THE PROBLEM:
Write the listing below out again exactly, dropping the images.

AVAILABLE RECORDS:
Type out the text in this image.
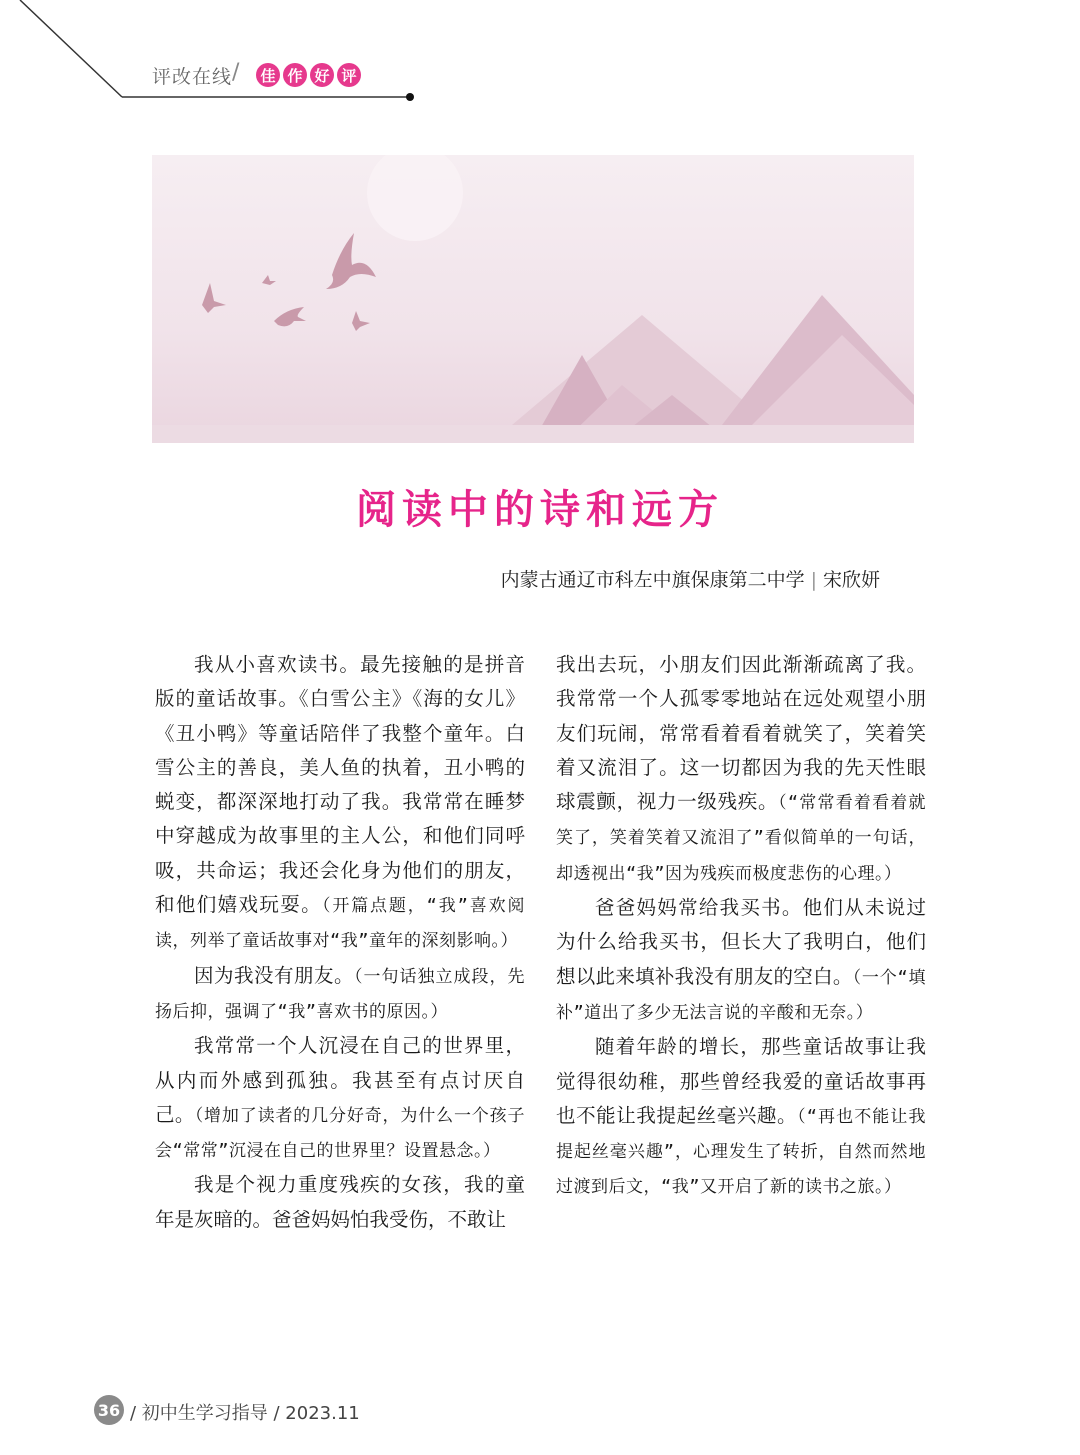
评改在线 / 佳 作 好 评
阅读中的诗和远方
内蒙古通辽市科左中旗保康第二中学 | 宋欣妍

我从小喜欢读书。最先接触的是拼音版的童话故事。《白雪公主》《海的女儿》《丑小鸭》等童话陪伴了我整个童年。白雪公主的善良，美人鱼的执着，丑小鸭的蜕变，都深深地打动了我。我常常在睡梦中穿越成为故事里的主人公，和他们同呼吸，共命运；我还会化身为他们的朋友，和他们嬉戏玩耍。（开篇点题，“我”喜欢阅读，列举了童话故事对“我”童年的深刻影响。）

因为我没有朋友。（一句话独立成段，先扬后抑，强调了“我”喜欢书的原因。）

我常常一个人沉浸在自己的世界里，从内而外感到孤独。我甚至有点讨厌自己。（增加了读者的几分好奇，为什么一个孩子会“常常”沉浸在自己的世界里？设置悬念。）

我是个视力重度残疾的女孩，我的童年是灰暗的。爸爸妈妈怕我受伤，不敢让

我出去玩，小朋友们因此渐渐疏离了我。我常常一个人孤零零地站在远处观望小朋友们玩闹，常常看着看着就笑了，笑着笑着又流泪了。这一切都因为我的先天性眼球震颤，视力一级残疾。（“常常看着看着就笑了，笑着笑着又流泪了”看似简单的一句话，却透视出“我”因为残疾而极度悲伤的心理。）

爸爸妈妈常给我买书。他们从未说过为什么给我买书，但长大了我明白，他们想以此来填补我没有朋友的空白。（一个“填补”道出了多少无法言说的辛酸和无奈。）

随着年龄的增长，那些童话故事让我觉得很幼稚，那些曾经我爱的童话故事再也不能让我提起丝毫兴趣。（“再也不能让我提起丝毫兴趣”，心理发生了转折，自然而然地过渡到后文，“我”又开启了新的读书之旅。）

36 / 初中生学习指导 / 2023.11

THE RESULT:
Type out the text in this image.
评改在线 / 佳 作 好 评
阅读中的诗和远方
内蒙古通辽市科左中旗保康第二中学 | 宋欣妍

我从小喜欢读书。最先接触的是拼音版的童话故事。《白雪公主》《海的女儿》《丑小鸭》等童话陪伴了我整个童年。白雪公主的善良，美人鱼的执着，丑小鸭的蜕变，都深深地打动了我。我常常在睡梦中穿越成为故事里的主人公，和他们同呼吸，共命运；我还会化身为他们的朋友，和他们嬉戏玩耍。（开篇点题，“我”喜欢阅读，列举了童话故事对“我”童年的深刻影响。）

因为我没有朋友。（一句话独立成段，先扬后抑，强调了“我”喜欢书的原因。）

我常常一个人沉浸在自己的世界里，从内而外感到孤独。我甚至有点讨厌自己。（增加了读者的几分好奇，为什么一个孩子会“常常”沉浸在自己的世界里？设置悬念。）

我是个视力重度残疾的女孩，我的童年是灰暗的。爸爸妈妈怕我受伤，不敢让

我出去玩，小朋友们因此渐渐疏离了我。我常常一个人孤零零地站在远处观望小朋友们玩闹，常常看着看着就笑了，笑着笑着又流泪了。这一切都因为我的先天性眼球震颤，视力一级残疾。（“常常看着看着就笑了，笑着笑着又流泪了”看似简单的一句话，却透视出“我”因为残疾而极度悲伤的心理。）

爸爸妈妈常给我买书。他们从未说过为什么给我买书，但长大了我明白，他们想以此来填补我没有朋友的空白。（一个“填补”道出了多少无法言说的辛酸和无奈。）

随着年龄的增长，那些童话故事让我觉得很幼稚，那些曾经我爱的童话故事再也不能让我提起丝毫兴趣。（“再也不能让我提起丝毫兴趣”，心理发生了转折，自然而然地过渡到后文，“我”又开启了新的读书之旅。）

36 / 初中生学习指导 / 2023.11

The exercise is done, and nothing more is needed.